Stated goal:
Look through the entries below and report how many lines hold the string "Politik". Only the number is wanted.
— BEGIN Extracted information —
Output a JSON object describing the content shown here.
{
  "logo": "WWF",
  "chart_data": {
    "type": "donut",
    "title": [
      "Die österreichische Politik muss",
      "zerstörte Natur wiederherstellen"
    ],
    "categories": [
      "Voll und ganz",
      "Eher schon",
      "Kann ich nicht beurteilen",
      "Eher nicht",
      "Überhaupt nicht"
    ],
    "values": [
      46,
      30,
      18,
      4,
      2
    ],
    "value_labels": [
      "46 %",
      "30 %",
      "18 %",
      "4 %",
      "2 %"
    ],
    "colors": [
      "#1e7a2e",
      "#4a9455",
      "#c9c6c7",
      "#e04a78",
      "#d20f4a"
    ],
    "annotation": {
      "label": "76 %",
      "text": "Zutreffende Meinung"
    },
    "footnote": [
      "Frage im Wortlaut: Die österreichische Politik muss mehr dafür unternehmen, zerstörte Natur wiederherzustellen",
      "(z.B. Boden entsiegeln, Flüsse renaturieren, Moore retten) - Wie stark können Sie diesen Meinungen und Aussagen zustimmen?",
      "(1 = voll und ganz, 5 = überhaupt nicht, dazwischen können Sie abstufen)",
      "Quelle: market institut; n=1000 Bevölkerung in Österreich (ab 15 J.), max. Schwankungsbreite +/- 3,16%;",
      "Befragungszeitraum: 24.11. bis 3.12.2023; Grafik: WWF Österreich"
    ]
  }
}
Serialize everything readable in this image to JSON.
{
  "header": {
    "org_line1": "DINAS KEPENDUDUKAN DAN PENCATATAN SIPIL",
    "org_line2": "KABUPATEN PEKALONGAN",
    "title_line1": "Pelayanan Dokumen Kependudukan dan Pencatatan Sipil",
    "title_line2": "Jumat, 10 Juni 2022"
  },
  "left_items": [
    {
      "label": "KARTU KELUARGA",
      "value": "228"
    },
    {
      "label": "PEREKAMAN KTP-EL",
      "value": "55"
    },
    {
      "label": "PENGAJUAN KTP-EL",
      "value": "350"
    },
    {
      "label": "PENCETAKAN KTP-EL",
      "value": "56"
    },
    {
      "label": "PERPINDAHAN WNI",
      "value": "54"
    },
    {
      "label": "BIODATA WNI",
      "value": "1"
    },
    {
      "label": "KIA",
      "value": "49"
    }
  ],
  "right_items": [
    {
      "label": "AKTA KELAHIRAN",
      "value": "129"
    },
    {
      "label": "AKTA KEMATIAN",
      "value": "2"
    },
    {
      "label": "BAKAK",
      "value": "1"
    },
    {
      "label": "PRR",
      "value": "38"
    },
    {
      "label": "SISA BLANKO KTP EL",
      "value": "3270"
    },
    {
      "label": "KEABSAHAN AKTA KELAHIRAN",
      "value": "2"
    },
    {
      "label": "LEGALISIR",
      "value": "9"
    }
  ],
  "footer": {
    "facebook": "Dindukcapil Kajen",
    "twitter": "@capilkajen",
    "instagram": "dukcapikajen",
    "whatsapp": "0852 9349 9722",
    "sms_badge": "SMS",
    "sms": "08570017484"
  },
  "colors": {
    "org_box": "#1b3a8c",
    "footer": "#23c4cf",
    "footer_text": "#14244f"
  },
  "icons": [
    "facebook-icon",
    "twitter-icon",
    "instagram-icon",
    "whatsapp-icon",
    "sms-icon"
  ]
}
— END Extracted information —
Solution for this problem:
2